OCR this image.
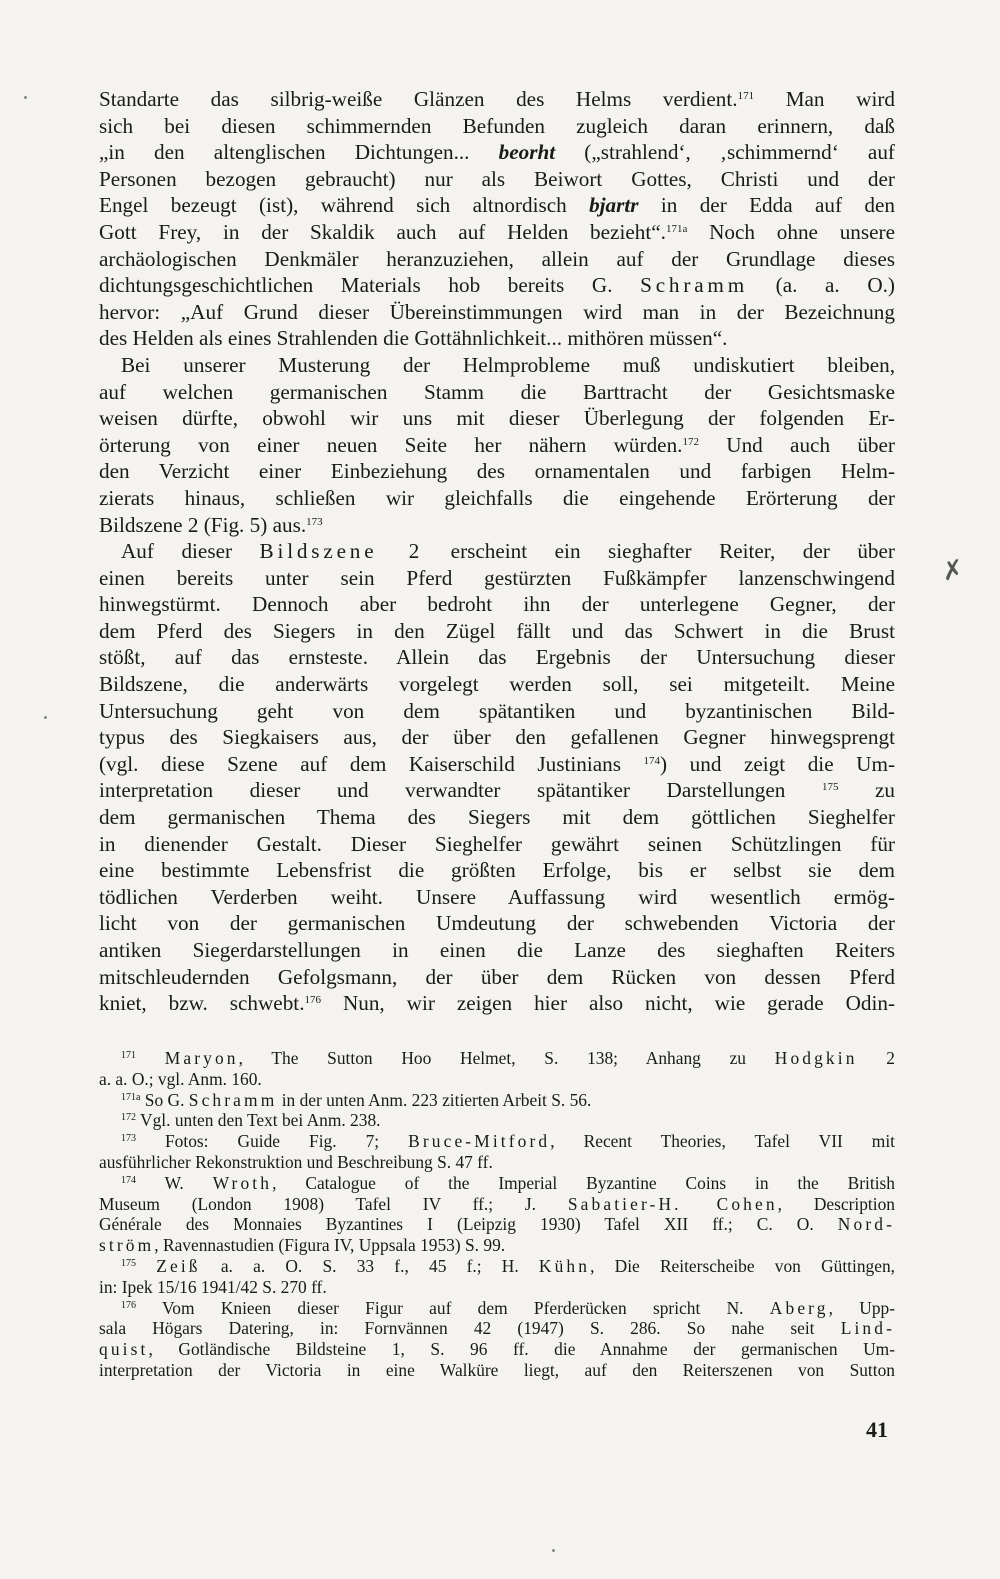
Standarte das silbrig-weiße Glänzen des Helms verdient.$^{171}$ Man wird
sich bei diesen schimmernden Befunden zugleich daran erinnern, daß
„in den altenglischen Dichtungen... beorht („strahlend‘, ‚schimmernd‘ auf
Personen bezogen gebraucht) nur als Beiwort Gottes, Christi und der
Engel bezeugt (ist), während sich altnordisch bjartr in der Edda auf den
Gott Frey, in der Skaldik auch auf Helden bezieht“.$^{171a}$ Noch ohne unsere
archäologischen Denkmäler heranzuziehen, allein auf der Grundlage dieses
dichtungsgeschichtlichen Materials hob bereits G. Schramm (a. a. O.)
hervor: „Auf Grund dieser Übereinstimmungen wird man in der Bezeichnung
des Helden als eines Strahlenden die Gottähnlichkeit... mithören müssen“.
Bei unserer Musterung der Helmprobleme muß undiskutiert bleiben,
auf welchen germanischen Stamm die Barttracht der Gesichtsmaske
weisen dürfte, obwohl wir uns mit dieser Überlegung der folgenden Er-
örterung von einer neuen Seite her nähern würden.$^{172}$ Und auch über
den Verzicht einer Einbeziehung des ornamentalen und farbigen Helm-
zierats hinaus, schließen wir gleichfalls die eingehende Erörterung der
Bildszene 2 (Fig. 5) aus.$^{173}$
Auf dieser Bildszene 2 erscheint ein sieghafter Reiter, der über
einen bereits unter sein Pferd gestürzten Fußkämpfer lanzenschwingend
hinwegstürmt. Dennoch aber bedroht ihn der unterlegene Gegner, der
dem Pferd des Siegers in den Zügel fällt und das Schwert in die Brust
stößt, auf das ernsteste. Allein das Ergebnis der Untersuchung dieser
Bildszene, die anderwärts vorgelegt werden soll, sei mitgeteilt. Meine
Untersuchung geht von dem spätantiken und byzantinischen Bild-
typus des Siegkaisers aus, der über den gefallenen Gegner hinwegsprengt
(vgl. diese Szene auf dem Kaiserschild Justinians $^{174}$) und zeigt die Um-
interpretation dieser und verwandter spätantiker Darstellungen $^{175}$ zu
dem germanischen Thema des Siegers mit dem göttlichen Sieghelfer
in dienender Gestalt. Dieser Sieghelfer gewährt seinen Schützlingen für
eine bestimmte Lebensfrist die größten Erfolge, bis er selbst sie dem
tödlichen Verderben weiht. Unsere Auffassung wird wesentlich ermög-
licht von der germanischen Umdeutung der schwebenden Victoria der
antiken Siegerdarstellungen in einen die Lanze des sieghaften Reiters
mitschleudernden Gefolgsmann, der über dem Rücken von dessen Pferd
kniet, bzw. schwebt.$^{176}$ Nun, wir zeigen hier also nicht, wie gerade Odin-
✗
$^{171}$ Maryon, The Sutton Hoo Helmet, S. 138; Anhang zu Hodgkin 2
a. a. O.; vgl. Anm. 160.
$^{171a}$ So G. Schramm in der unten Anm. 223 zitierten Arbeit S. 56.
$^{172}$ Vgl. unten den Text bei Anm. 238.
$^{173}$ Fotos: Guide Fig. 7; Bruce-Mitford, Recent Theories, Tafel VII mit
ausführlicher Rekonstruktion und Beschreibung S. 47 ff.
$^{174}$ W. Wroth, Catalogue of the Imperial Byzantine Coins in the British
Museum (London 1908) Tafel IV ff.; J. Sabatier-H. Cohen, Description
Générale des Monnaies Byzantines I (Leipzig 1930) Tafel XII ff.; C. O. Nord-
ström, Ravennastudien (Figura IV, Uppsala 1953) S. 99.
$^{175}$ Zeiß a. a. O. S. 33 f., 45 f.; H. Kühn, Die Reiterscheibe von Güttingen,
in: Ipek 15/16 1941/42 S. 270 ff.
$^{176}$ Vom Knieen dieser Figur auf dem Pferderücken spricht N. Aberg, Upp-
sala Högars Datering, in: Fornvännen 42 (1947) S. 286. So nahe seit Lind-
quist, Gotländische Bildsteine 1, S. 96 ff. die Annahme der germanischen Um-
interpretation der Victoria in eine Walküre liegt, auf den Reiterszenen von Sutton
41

··········

* _Task_: Give the number of lines where the string "Sieghelfer" occurs, without any further text.

* _Expected output_: 2